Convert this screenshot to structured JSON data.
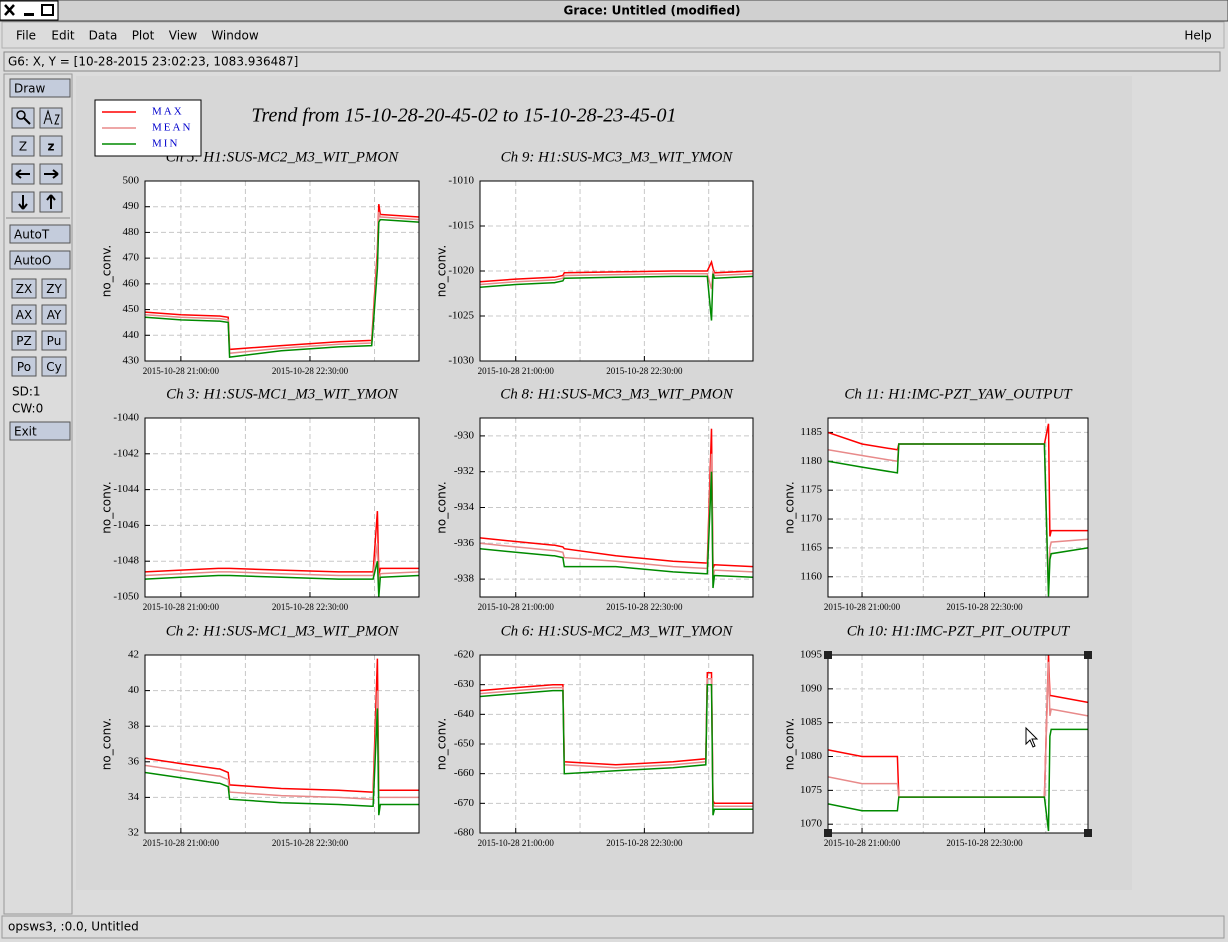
{
  "window": {
    "title": "Grace: Untitled (modified)"
  },
  "menu": [
    "File",
    "Edit",
    "Data",
    "Plot",
    "View",
    "Window"
  ],
  "help": "Help",
  "locator": "G6: X, Y = [10-28-2015 23:02:23, 1083.936487]",
  "toolbar": {
    "draw": "Draw",
    "icons": [
      "Z",
      "z"
    ],
    "auto": [
      "AutoT",
      "AutoO"
    ],
    "buttons": [
      "ZX",
      "ZY",
      "AX",
      "AY",
      "PZ",
      "Pu",
      "Po",
      "Cy"
    ],
    "status": [
      "SD:1",
      "CW:0"
    ],
    "exit": "Exit"
  },
  "footer": "opsws3, :0.0, Untitled",
  "figure_title": "Trend from 15-10-28-20-45-02 to 15-10-28-23-45-01",
  "legend": [
    {
      "name": "MAX",
      "color": "#ff0000"
    },
    {
      "name": "MEAN",
      "color": "#e88a8a"
    },
    {
      "name": "MIN",
      "color": "#008a00"
    }
  ],
  "x": [
    -25,
    0,
    26,
    27,
    33,
    34,
    70,
    110,
    133,
    134,
    137,
    138,
    139,
    166
  ],
  "xlim": [
    -25,
    166
  ],
  "xticks": [
    {
      "value": 0,
      "label": "2015-10-28 21:00:00"
    },
    {
      "value": 90,
      "label": "2015-10-28 22:30:00"
    }
  ],
  "xgrid": [
    0,
    45,
    90,
    135
  ],
  "plots": [
    {
      "title": "Ch 5: H1:SUS-MC2_M3_WIT_PMON",
      "ylabel": "no_conv.",
      "ylim": [
        430,
        500
      ],
      "yticks": [
        430,
        440,
        450,
        460,
        470,
        480,
        490,
        500
      ],
      "series": [
        {
          "values": [
            449,
            448,
            447.5,
            447.5,
            447,
            434.5,
            436,
            437.5,
            438,
            447,
            473,
            491,
            487,
            486
          ]
        },
        {
          "values": [
            448,
            447,
            446.5,
            446.5,
            446,
            433,
            435,
            436.5,
            437,
            445,
            470,
            488,
            486,
            485
          ]
        },
        {
          "values": [
            447,
            446,
            445.5,
            445.5,
            445,
            431.5,
            434,
            435.5,
            436,
            443,
            466,
            484,
            485,
            484
          ]
        }
      ]
    },
    {
      "title": "Ch 9: H1:SUS-MC3_M3_WIT_YMON",
      "ylabel": "no_conv.",
      "ylim": [
        -1030,
        -1010
      ],
      "yticks": [
        -1030,
        -1025,
        -1020,
        -1015,
        -1010
      ],
      "series": [
        {
          "values": [
            -1021.2,
            -1020.9,
            -1020.7,
            -1020.7,
            -1020.5,
            -1020.2,
            -1020.1,
            -1020,
            -1020,
            -1020,
            -1019,
            -1019.7,
            -1020.2,
            -1020
          ]
        },
        {
          "values": [
            -1021.5,
            -1021.2,
            -1021,
            -1021,
            -1020.8,
            -1020.5,
            -1020.4,
            -1020.3,
            -1020.3,
            -1020.3,
            -1022,
            -1020,
            -1020.5,
            -1020.3
          ]
        },
        {
          "values": [
            -1021.8,
            -1021.5,
            -1021.3,
            -1021.3,
            -1021.1,
            -1020.8,
            -1020.7,
            -1020.6,
            -1020.6,
            -1020.6,
            -1025.5,
            -1020.3,
            -1020.8,
            -1020.6
          ]
        }
      ]
    },
    {
      "title": "Ch 3: H1:SUS-MC1_M3_WIT_YMON",
      "ylabel": "no_conv.",
      "ylim": [
        -1050,
        -1040
      ],
      "yticks": [
        -1050,
        -1048,
        -1046,
        -1044,
        -1042,
        -1040
      ],
      "series": [
        {
          "values": [
            -1048.6,
            -1048.5,
            -1048.4,
            -1048.4,
            -1048.4,
            -1048.4,
            -1048.5,
            -1048.6,
            -1048.6,
            -1048.6,
            -1045.2,
            -1048.8,
            -1048.4,
            -1048.4
          ]
        },
        {
          "values": [
            -1048.8,
            -1048.7,
            -1048.6,
            -1048.6,
            -1048.6,
            -1048.6,
            -1048.7,
            -1048.8,
            -1048.8,
            -1048.8,
            -1047,
            -1049.5,
            -1048.7,
            -1048.6
          ]
        },
        {
          "values": [
            -1049,
            -1048.9,
            -1048.8,
            -1048.8,
            -1048.8,
            -1048.8,
            -1048.9,
            -1049,
            -1049,
            -1049,
            -1048,
            -1050,
            -1048.9,
            -1048.8
          ]
        }
      ]
    },
    {
      "title": "Ch 8: H1:SUS-MC3_M3_WIT_PMON",
      "ylabel": "no_conv.",
      "ylim": [
        -939,
        -929
      ],
      "yticks": [
        -938,
        -936,
        -934,
        -932,
        -930
      ],
      "series": [
        {
          "values": [
            -935.7,
            -935.9,
            -936.1,
            -936.1,
            -936.2,
            -936.3,
            -936.7,
            -937,
            -937.1,
            -937.1,
            -929.6,
            -937.4,
            -937.2,
            -937.3
          ]
        },
        {
          "values": [
            -936,
            -936.2,
            -936.4,
            -936.4,
            -936.5,
            -936.8,
            -937,
            -937.3,
            -937.4,
            -937.4,
            -931,
            -938,
            -937.5,
            -937.6
          ]
        },
        {
          "values": [
            -936.3,
            -936.5,
            -936.7,
            -936.7,
            -936.8,
            -937.3,
            -937.3,
            -937.6,
            -937.7,
            -937.7,
            -932,
            -938.5,
            -937.8,
            -937.9
          ]
        }
      ]
    },
    {
      "title": "Ch 11: H1:IMC-PZT_YAW_OUTPUT",
      "ylabel": "no_conv.",
      "ylim": [
        1156.5,
        1187.5
      ],
      "yticks": [
        1160,
        1165,
        1170,
        1175,
        1180,
        1185
      ],
      "series": [
        {
          "values": [
            1185,
            1183,
            1182,
            1183,
            1183,
            1183,
            1183,
            1183,
            1183,
            1183,
            1186.5,
            1167,
            1168,
            1168
          ]
        },
        {
          "values": [
            1182,
            1181,
            1180,
            1183,
            1183,
            1183,
            1183,
            1183,
            1183,
            1183,
            1157,
            1165,
            1166,
            1166.5
          ]
        },
        {
          "values": [
            1180,
            1179,
            1178,
            1183,
            1183,
            1183,
            1183,
            1183,
            1183,
            1183,
            1156.6,
            1163,
            1164,
            1165
          ]
        }
      ]
    },
    {
      "title": "Ch 2: H1:SUS-MC1_M3_WIT_PMON",
      "ylabel": "no_conv.",
      "ylim": [
        32,
        42
      ],
      "yticks": [
        32,
        34,
        36,
        38,
        40,
        42
      ],
      "series": [
        {
          "values": [
            36.2,
            35.9,
            35.6,
            35.6,
            35.4,
            34.7,
            34.5,
            34.4,
            34.3,
            34.3,
            41.8,
            34.4,
            34.4,
            34.4
          ]
        },
        {
          "values": [
            35.8,
            35.5,
            35.2,
            35.2,
            35,
            34.3,
            34.1,
            34,
            33.9,
            33.9,
            40,
            34,
            34,
            34
          ]
        },
        {
          "values": [
            35.4,
            35.1,
            34.8,
            34.8,
            34.6,
            33.9,
            33.7,
            33.6,
            33.5,
            33.5,
            39,
            33,
            33.6,
            33.6
          ]
        }
      ]
    },
    {
      "title": "Ch 6: H1:SUS-MC2_M3_WIT_YMON",
      "ylabel": "no_conv.",
      "ylim": [
        -680,
        -620
      ],
      "yticks": [
        -680,
        -670,
        -660,
        -650,
        -640,
        -630,
        -620
      ],
      "series": [
        {
          "values": [
            -632,
            -631,
            -630,
            -630,
            -630,
            -656,
            -657,
            -656,
            -655,
            -626,
            -626,
            -669,
            -670,
            -670
          ]
        },
        {
          "values": [
            -633,
            -632,
            -631,
            -631,
            -631,
            -657,
            -658,
            -657,
            -656,
            -628,
            -628,
            -670,
            -671,
            -671
          ]
        },
        {
          "values": [
            -634,
            -633,
            -632,
            -632,
            -632,
            -660,
            -659,
            -658,
            -657,
            -630,
            -630,
            -674,
            -672,
            -672
          ]
        }
      ]
    },
    {
      "title": "Ch 10: H1:IMC-PZT_PIT_OUTPUT",
      "ylabel": "no_conv.",
      "ylim": [
        1068.7,
        1095
      ],
      "yticks": [
        1070,
        1075,
        1080,
        1085,
        1090,
        1095
      ],
      "series": [
        {
          "values": [
            1081,
            1080,
            1080,
            1074,
            1074,
            1074,
            1074,
            1074,
            1074,
            1074,
            1095,
            1089,
            1089,
            1088
          ]
        },
        {
          "values": [
            1077,
            1076,
            1076,
            1074,
            1074,
            1074,
            1074,
            1074,
            1074,
            1074,
            1094,
            1086,
            1087,
            1086
          ]
        },
        {
          "values": [
            1073,
            1072,
            1072,
            1074,
            1074,
            1074,
            1074,
            1074,
            1074,
            1074,
            1069,
            1083,
            1084,
            1084
          ]
        }
      ]
    }
  ]
}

Task to carry out: Show every line from the entries above in which the word "Untitled" appears.

Problem solution:
    "title": "Grace: Untitled (modified)"
  "footer": "opsws3, :0.0, Untitled",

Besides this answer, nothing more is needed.